◆ What the exercise asks
Look through the entries and report how many lines include the word "درجة". Give the number alone.

◆ Raw data
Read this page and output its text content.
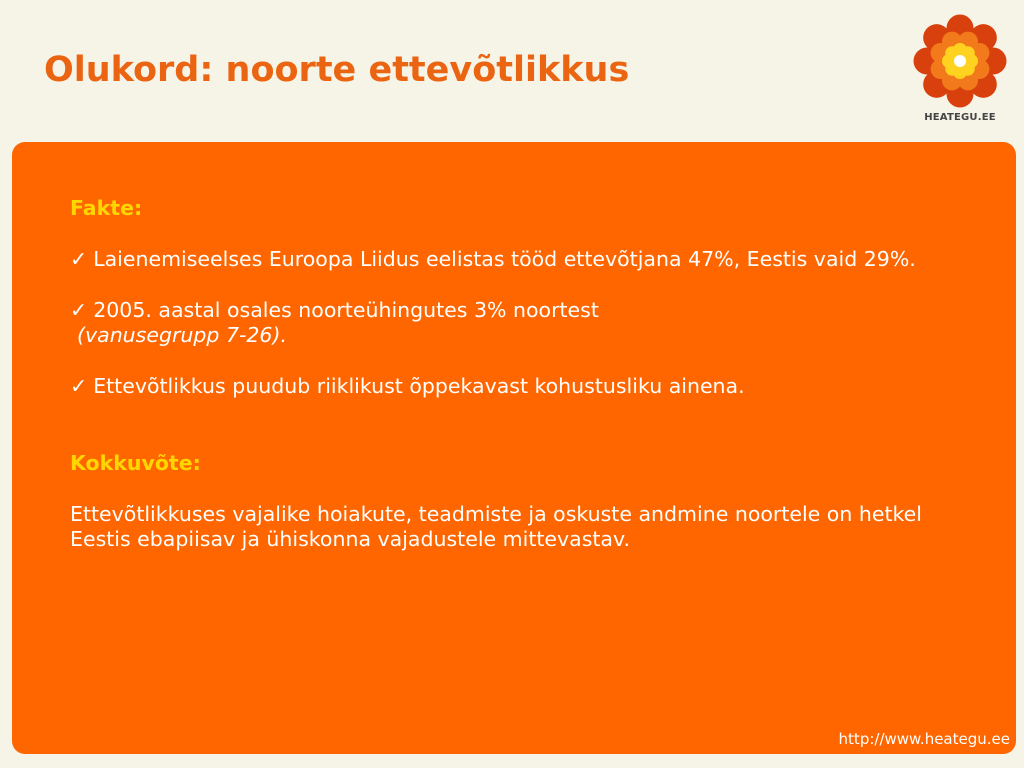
Olukord: noorte ettevõtlikkus
HEATEGU.EE
Fakte:
✓ Laienemiseelses Euroopa Liidus eelistas tööd ettevõtjana 47%, Eestis vaid 29%.
✓ 2005. aastal osales noorteühingutes 3% noortest
(vanusegrupp 7-26).
✓ Ettevõtlikkus puudub riiklikust õppekavast kohustusliku ainena.
Kokkuvõte:

Ettevõtlikkuses vajalike hoiakute, teadmiste ja oskuste andmine noortele on hetkel Eestis ebapiisav ja ühiskonna vajadustele mittevastav.

http://www.heategu.ee
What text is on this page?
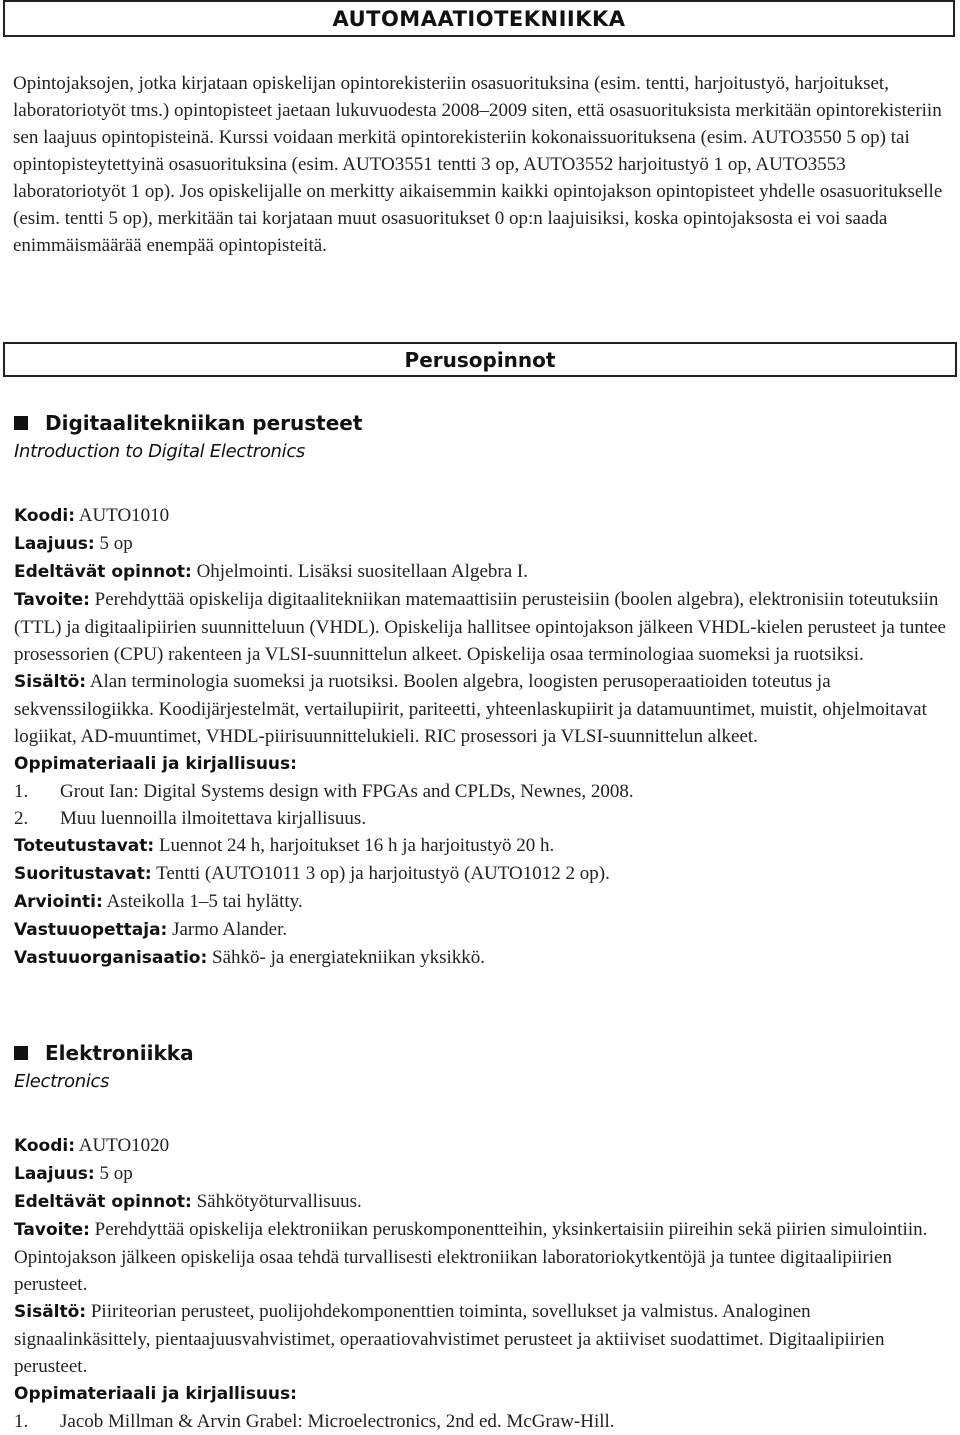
AUTOMAATIOTEKNIIKKA

Opintojaksojen, jotka kirjataan opiskelijan opintorekisteriin osasuorituksina (esim. tentti, harjoitustyö, harjoitukset, laboratoriotyöt tms.) opintopisteet jaetaan lukuvuodesta 2008–2009 siten, että osasuorituksista merkitään opintorekisteriin sen laajuus opintopisteinä. Kurssi voidaan merkitä opintorekisteriin kokonaissuorituksena (esim. AUTO3550 5 op) tai opintopisteytettyinä osasuorituksina (esim. AUTO3551 tentti 3 op, AUTO3552 harjoitustyö 1 op, AUTO3553 laboratoriotyöt 1 op). Jos opiskelijalle on merkitty aikaisemmin kaikki opintojakson opintopisteet yhdelle osasuoritukselle (esim. tentti 5 op), merkitään tai korjataan muut osasuoritukset 0 op:n laajuisiksi, koska opintojaksosta ei voi saada enimmäismäärää enempää opintopisteitä.

Perusopinnot
Digitaalitekniikan perusteet
Introduction to Digital Electronics

Koodi: AUTO1010

Laajuus: 5 op

Edeltävät opinnot: Ohjelmointi. Lisäksi suositellaan Algebra I.

Tavoite: Perehdyttää opiskelija digitaalitekniikan matemaattisiin perusteisiin (boolen algebra), elektronisiin toteutuksiin (TTL) ja digitaalipiirien suunnitteluun (VHDL). Opiskelija hallitsee opintojakson jälkeen VHDL-kielen perusteet ja tuntee prosessorien (CPU) rakenteen ja VLSI-suunnittelun alkeet. Opiskelija osaa terminologiaa suomeksi ja ruotsiksi.

Sisältö: Alan terminologia suomeksi ja ruotsiksi. Boolen algebra, loogisten perusoperaatioiden toteutus ja sekvenssilogiikka. Koodijärjestelmät, vertailupiirit, pariteetti, yhteenlaskupiirit ja datamuuntimet, muistit, ohjelmoitavat logiikat, AD-muuntimet, VHDL-piirisuunnittelukieli. RIC prosessori ja VLSI-suunnittelun alkeet.

Oppimateriaali ja kirjallisuus:

1.	Grout Ian: Digital Systems design with FPGAs and CPLDs, Newnes, 2008.
2.	Muu luennoilla ilmoitettava kirjallisuus.

Toteutustavat: Luennot 24 h, harjoitukset 16 h ja harjoitustyö 20 h.

Suoritustavat: Tentti (AUTO1011 3 op) ja harjoitustyö (AUTO1012 2 op).

Arviointi: Asteikolla 1–5 tai hylätty.

Vastuuopettaja: Jarmo Alander.

Vastuuorganisaatio: Sähkö- ja energiatekniikan yksikkö.

Elektroniikka
Electronics

Koodi: AUTO1020

Laajuus: 5 op

Edeltävät opinnot: Sähkötyöturvallisuus.

Tavoite: Perehdyttää opiskelija elektroniikan peruskomponentteihin, yksinkertaisiin piireihin sekä piirien simulointiin. Opintojakson jälkeen opiskelija osaa tehdä turvallisesti elektroniikan laboratoriokytkentöjä ja tuntee digitaalipiirien perusteet.

Sisältö: Piiriteorian perusteet, puolijohdekomponenttien toiminta, sovellukset ja valmistus. Analoginen signaalinkäsittely, pientaajuusvahvistimet, operaatiovahvistimet perusteet ja aktiiviset suodattimet. Digitaalipiirien perusteet.

Oppimateriaali ja kirjallisuus:

1.	Jacob Millman & Arvin Grabel: Microelectronics, 2nd ed. McGraw-Hill.
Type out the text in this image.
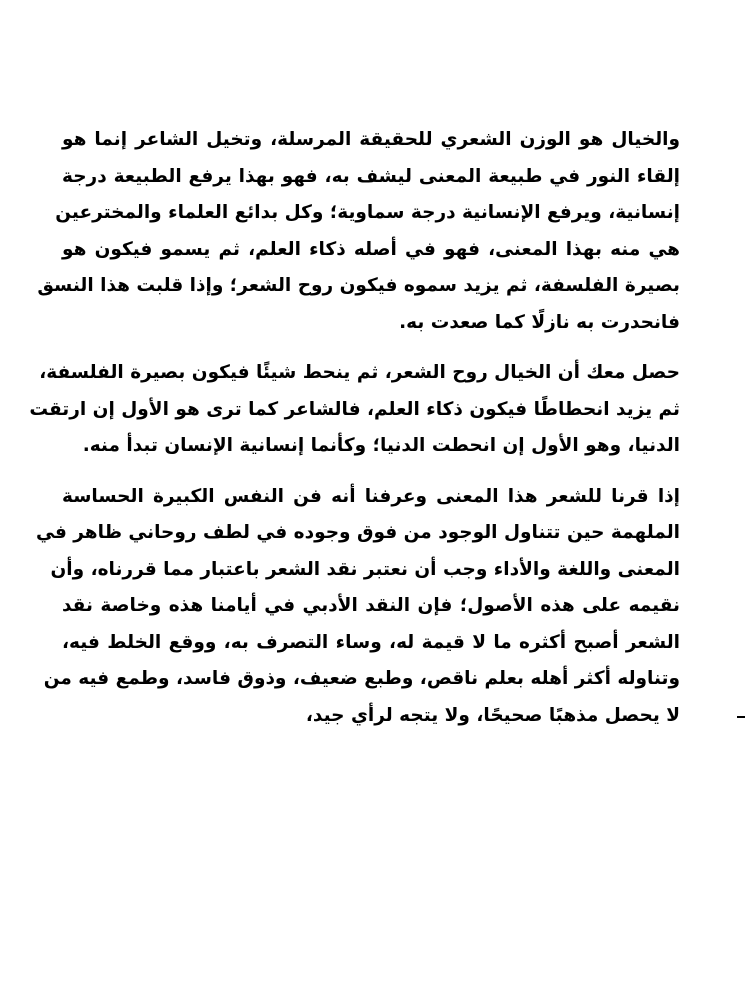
والخيال هو الوزن الشعري للحقيقة المرسلة، وتخيل الشاعر إنما هو
إلقاء النور في طبيعة المعنى ليشف به، فهو بهذا يرفع الطبيعة درجة
إنسانية، ويرفع الإنسانية درجة سماوية؛ وكل بدائع العلماء والمخترعين
هي منه بهذا المعنى، فهو في أصله ذكاء العلم، ثم يسمو فيكون هو
بصيرة الفلسفة، ثم يزيد سموه فيكون روح الشعر؛ وإذا قلبت هذا النسق
فانحدرت به نازلًا كما صعدت به.
حصل معك أن الخيال روح الشعر، ثم ينحط شيئًا فيكون بصيرة الفلسفة،
ثم يزيد انحطاطًا فيكون ذكاء العلم، فالشاعر كما ترى هو الأول إن ارتقت
الدنيا، وهو الأول إن انحطت الدنيا؛ وكأنما إنسانية الإنسان تبدأ منه.
إذا قرنا للشعر هذا المعنى وعرفنا أنه فن النفس الكبيرة الحساسة
الملهمة حين تتناول الوجود من فوق وجوده في لطف روحاني ظاهر في
المعنى واللغة والأداء وجب أن نعتبر نقد الشعر باعتبار مما قررناه، وأن
نقيمه على هذه الأصول؛ فإن النقد الأدبي في أيامنا هذه وخاصة نقد
الشعر أصبح أكثره ما لا قيمة له، وساء التصرف به، ووقع الخلط فيه،
وتناوله أكثر أهله بعلم ناقص، وطبع ضعيف، وذوق فاسد، وطمع فيه من
لا يحصل مذهبًا صحيحًا، ولا يتجه لرأي جيد،
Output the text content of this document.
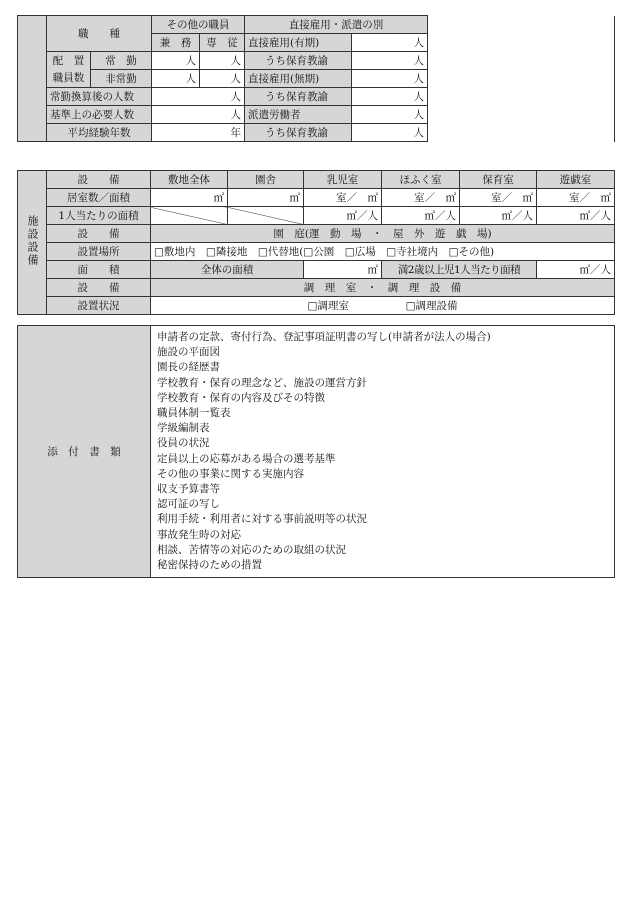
	職　　種		その他の職員		直接雇用・派遣の別		
			兼　務	専　従	直接雇用(有期)	人	
	配　置
職員数	常　勤	人	人	うち保育教諭	人	
		非常勤	人	人	直接雇用(無期)	人	
	常勤換算後の人数		人		うち保育教諭	人	
	基準上の必要人数		人		派遣労働者	人	
	平均経験年数		年		うち保育教諭	人	
施設設備	設　　備	敷地全体	園舎	乳児室	ほふく室	保育室	遊戯室
	居室数／面積	㎡	㎡	室／　㎡	室／　㎡	室／　㎡	室／　㎡
	1人当たりの面積			㎡／人	㎡／人	㎡／人	㎡／人
	設　　備	園　庭(運　動　場　・　屋　外　遊　戯　場)					
	設置場所	□敷地内　□隣接地　□代替地(□公園　□広場　□寺社境内　□その他)					
	面　　積	全体の面積		㎡	満2歳以上児1人当たり面積		㎡／人
	設　　備	調　理　室　・　調　理　設　備					
	設置状況	□調理室 □調理設備					
添　付　書　類	
申請者の定款、寄付行為、登記事項証明書の写し(申請者が法人の場合)
施設の平面図
園長の経歴書
学校教育・保育の理念など、施設の運営方針
学校教育・保育の内容及びその特徴
職員体制一覧表
学級編制表
役員の状況
定員以上の応募がある場合の選考基準
その他の事業に関する実施内容
収支予算書等
認可証の写し
利用手続・利用者に対する事前説明等の状況
事故発生時の対応
相談、苦情等の対応のための取組の状況
秘密保持のための措置
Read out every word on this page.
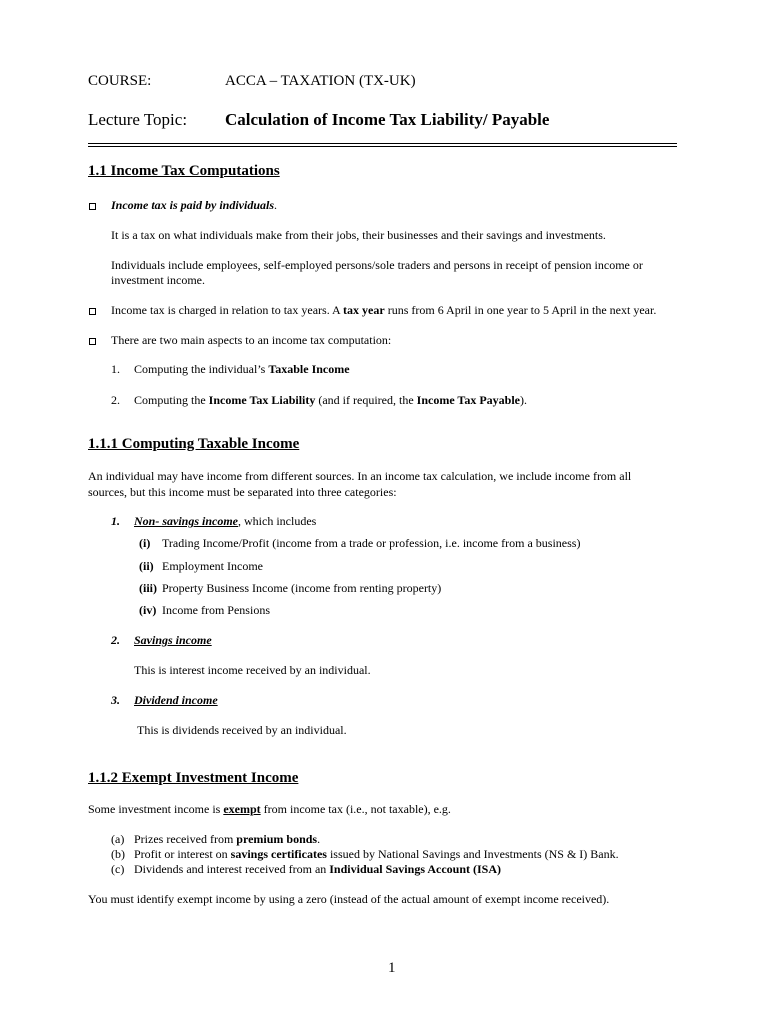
COURSE:	ACCA – TAXATION (TX-UK)
Lecture Topic: Calculation of Income Tax Liability/ Payable
1.1 Income Tax Computations
Income tax is paid by individuals.
It is a tax on what individuals make from their jobs, their businesses and their savings and investments.
Individuals include employees, self-employed persons/sole traders and persons in receipt of pension income or
investment income.
Income tax is charged in relation to tax years. A tax year runs from 6 April in one year to 5 April in the next year.
There are two main aspects to an income tax computation:
1. Computing the individual’s Taxable Income
2. Computing the Income Tax Liability (and if required, the Income Tax Payable).
1.1.1 Computing Taxable Income
An individual may have income from different sources. In an income tax calculation, we include income from all
sources, but this income must be separated into three categories:
1. Non- savings income, which includes
(i) Trading Income/Profit (income from a trade or profession, i.e. income from a business)
(ii) Employment Income
(iii) Property Business Income (income from renting property)
(iv) Income from Pensions
2. Savings income
This is interest income received by an individual.
3. Dividend income
This is dividends received by an individual.
1.1.2 Exempt Investment Income
Some investment income is exempt from income tax (i.e., not taxable), e.g.
(a) Prizes received from premium bonds.
(b) Profit or interest on savings certificates issued by National Savings and Investments (NS & I) Bank.
(c) Dividends and interest received from an Individual Savings Account (ISA)
You must identify exempt income by using a zero (instead of the actual amount of exempt income received).
1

◆ Exercise result
2